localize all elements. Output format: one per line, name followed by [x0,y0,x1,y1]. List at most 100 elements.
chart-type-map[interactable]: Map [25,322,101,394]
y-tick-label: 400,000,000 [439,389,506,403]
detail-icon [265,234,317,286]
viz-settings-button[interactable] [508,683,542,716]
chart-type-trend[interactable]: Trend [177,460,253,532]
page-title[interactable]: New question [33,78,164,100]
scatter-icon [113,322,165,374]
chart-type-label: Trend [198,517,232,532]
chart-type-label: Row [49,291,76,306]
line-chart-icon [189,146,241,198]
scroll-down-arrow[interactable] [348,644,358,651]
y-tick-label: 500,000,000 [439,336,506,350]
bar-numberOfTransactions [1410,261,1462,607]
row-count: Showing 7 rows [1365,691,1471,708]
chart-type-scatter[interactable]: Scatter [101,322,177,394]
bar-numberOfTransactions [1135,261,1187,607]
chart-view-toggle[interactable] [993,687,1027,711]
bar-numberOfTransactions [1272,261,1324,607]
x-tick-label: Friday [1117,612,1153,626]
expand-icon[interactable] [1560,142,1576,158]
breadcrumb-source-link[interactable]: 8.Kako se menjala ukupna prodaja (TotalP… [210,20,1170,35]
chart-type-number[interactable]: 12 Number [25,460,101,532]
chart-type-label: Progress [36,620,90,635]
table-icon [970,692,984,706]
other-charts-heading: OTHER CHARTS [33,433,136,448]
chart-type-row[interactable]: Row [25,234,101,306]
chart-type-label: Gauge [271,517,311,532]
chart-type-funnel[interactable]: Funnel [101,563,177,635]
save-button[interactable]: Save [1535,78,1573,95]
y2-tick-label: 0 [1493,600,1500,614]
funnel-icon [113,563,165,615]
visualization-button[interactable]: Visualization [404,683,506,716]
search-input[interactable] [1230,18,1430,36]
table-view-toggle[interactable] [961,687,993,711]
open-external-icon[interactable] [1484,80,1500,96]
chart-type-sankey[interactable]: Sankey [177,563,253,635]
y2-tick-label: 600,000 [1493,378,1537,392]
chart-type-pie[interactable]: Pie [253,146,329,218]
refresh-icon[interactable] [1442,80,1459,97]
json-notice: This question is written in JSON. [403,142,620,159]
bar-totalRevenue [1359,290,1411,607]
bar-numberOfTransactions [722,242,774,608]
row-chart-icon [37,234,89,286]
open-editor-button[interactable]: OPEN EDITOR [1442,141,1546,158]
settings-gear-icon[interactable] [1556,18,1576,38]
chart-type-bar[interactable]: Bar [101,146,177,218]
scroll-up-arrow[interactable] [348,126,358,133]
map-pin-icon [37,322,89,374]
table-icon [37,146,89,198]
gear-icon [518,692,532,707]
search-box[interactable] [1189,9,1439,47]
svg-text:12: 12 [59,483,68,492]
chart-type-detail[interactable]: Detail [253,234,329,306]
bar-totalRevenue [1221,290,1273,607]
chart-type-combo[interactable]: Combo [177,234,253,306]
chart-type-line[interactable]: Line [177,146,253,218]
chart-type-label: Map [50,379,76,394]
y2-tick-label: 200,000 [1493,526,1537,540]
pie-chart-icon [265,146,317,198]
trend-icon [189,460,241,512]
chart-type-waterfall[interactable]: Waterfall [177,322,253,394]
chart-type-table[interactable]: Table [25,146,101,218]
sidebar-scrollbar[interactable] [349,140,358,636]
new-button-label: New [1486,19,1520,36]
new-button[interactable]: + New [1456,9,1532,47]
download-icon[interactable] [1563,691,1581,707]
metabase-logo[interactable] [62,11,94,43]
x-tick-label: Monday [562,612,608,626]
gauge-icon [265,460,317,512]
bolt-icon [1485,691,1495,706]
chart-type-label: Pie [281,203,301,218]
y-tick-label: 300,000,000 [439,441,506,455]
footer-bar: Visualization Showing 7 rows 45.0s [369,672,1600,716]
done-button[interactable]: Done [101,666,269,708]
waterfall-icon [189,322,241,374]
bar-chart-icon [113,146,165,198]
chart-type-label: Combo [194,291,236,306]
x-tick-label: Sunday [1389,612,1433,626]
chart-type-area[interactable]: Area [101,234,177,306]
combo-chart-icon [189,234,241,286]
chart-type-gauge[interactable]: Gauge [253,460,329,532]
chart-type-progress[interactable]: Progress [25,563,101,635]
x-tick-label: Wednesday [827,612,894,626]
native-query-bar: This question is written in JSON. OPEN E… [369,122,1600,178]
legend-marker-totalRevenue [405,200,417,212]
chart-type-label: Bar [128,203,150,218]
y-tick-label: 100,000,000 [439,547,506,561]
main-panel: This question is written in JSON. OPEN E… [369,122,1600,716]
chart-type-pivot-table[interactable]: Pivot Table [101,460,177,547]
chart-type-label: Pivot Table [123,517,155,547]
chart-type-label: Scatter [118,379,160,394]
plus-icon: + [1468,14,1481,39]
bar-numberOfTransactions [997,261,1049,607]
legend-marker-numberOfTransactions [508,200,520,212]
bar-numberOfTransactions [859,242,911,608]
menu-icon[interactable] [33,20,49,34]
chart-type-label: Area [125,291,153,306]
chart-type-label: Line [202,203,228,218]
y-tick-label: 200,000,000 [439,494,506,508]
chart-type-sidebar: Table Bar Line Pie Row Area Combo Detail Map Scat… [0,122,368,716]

**Short exercise**
Please rewrite the records above, changing each "chart-type-label" to "chart-label" and leaving everything else unchanged.

**Answer to this task**
localize all elements. Output format: one per line, name followed by [x0,y0,x1,y1]. List at most 100 elements.
chart-type-map[interactable]: Map [25,322,101,394]
y-tick-label: 400,000,000 [439,389,506,403]
detail-icon [265,234,317,286]
viz-settings-button[interactable] [508,683,542,716]
chart-type-trend[interactable]: Trend [177,460,253,532]
page-title[interactable]: New question [33,78,164,100]
scatter-icon [113,322,165,374]
chart-label: Trend [198,517,232,532]
chart-label: Row [49,291,76,306]
line-chart-icon [189,146,241,198]
scroll-down-arrow[interactable] [348,644,358,651]
y-tick-label: 500,000,000 [439,336,506,350]
bar-numberOfTransactions [1410,261,1462,607]
row-count: Showing 7 rows [1365,691,1471,708]
chart-type-scatter[interactable]: Scatter [101,322,177,394]
bar-numberOfTransactions [1135,261,1187,607]
chart-view-toggle[interactable] [993,687,1027,711]
bar-numberOfTransactions [1272,261,1324,607]
x-tick-label: Friday [1117,612,1153,626]
expand-icon[interactable] [1560,142,1576,158]
breadcrumb-source-link[interactable]: 8.Kako se menjala ukupna prodaja (TotalP… [210,20,1170,35]
chart-type-number[interactable]: 12 Number [25,460,101,532]
chart-label: Progress [36,620,90,635]
table-icon [970,692,984,706]
other-charts-heading: OTHER CHARTS [33,433,136,448]
chart-type-row[interactable]: Row [25,234,101,306]
chart-label: Gauge [271,517,311,532]
chart-type-funnel[interactable]: Funnel [101,563,177,635]
save-button[interactable]: Save [1535,78,1573,95]
y2-tick-label: 0 [1493,600,1500,614]
funnel-icon [113,563,165,615]
visualization-button[interactable]: Visualization [404,683,506,716]
search-input[interactable] [1230,18,1430,36]
table-view-toggle[interactable] [961,687,993,711]
open-external-icon[interactable] [1484,80,1500,96]
chart-type-sankey[interactable]: Sankey [177,563,253,635]
y2-tick-label: 600,000 [1493,378,1537,392]
chart-type-pie[interactable]: Pie [253,146,329,218]
refresh-icon[interactable] [1442,80,1459,97]
json-notice: This question is written in JSON. [403,142,620,159]
bar-totalRevenue [1359,290,1411,607]
bar-numberOfTransactions [722,242,774,608]
row-chart-icon [37,234,89,286]
open-editor-button[interactable]: OPEN EDITOR [1442,141,1546,158]
settings-gear-icon[interactable] [1556,18,1576,38]
chart-type-bar[interactable]: Bar [101,146,177,218]
scroll-up-arrow[interactable] [348,126,358,133]
map-pin-icon [37,322,89,374]
table-icon [37,146,89,198]
gear-icon [518,692,532,707]
search-box[interactable] [1189,9,1439,47]
svg-text:12: 12 [59,483,68,492]
chart-type-detail[interactable]: Detail [253,234,329,306]
bar-totalRevenue [1221,290,1273,607]
chart-type-combo[interactable]: Combo [177,234,253,306]
chart-type-line[interactable]: Line [177,146,253,218]
chart-label: Map [50,379,76,394]
y2-tick-label: 200,000 [1493,526,1537,540]
pie-chart-icon [265,146,317,198]
trend-icon [189,460,241,512]
chart-type-waterfall[interactable]: Waterfall [177,322,253,394]
chart-type-table[interactable]: Table [25,146,101,218]
sidebar-scrollbar[interactable] [349,140,358,636]
new-button-label: New [1486,19,1520,36]
new-button[interactable]: + New [1456,9,1532,47]
download-icon[interactable] [1563,691,1581,707]
metabase-logo[interactable] [62,11,94,43]
x-tick-label: Monday [562,612,608,626]
gauge-icon [265,460,317,512]
bolt-icon [1485,691,1495,706]
chart-label: Pie [281,203,301,218]
y-tick-label: 300,000,000 [439,441,506,455]
footer-bar: Visualization Showing 7 rows 45.0s [369,672,1600,716]
done-button[interactable]: Done [101,666,269,708]
waterfall-icon [189,322,241,374]
bar-chart-icon [113,146,165,198]
chart-label: Combo [194,291,236,306]
x-tick-label: Sunday [1389,612,1433,626]
chart-type-area[interactable]: Area [101,234,177,306]
combo-chart-icon [189,234,241,286]
chart-type-gauge[interactable]: Gauge [253,460,329,532]
chart-type-progress[interactable]: Progress [25,563,101,635]
x-tick-label: Wednesday [827,612,894,626]
native-query-bar: This question is written in JSON. OPEN E… [369,122,1600,178]
legend-marker-totalRevenue [405,200,417,212]
chart-label: Bar [128,203,150,218]
y-tick-label: 100,000,000 [439,547,506,561]
main-panel: This question is written in JSON. OPEN E… [369,122,1600,716]
chart-type-pivot-table[interactable]: Pivot Table [101,460,177,547]
chart-label: Pivot Table [123,517,155,547]
chart-label: Scatter [118,379,160,394]
plus-icon: + [1468,14,1481,39]
bar-numberOfTransactions [997,261,1049,607]
legend-marker-numberOfTransactions [508,200,520,212]
bar-numberOfTransactions [859,242,911,608]
menu-icon[interactable] [33,20,49,34]
chart-label: Area [125,291,153,306]
chart-label: Line [202,203,228,218]
y-tick-label: 200,000,000 [439,494,506,508]
chart-type-sidebar: Table Bar Line Pie Row Area Combo Detail Map Scat… [0,122,368,716]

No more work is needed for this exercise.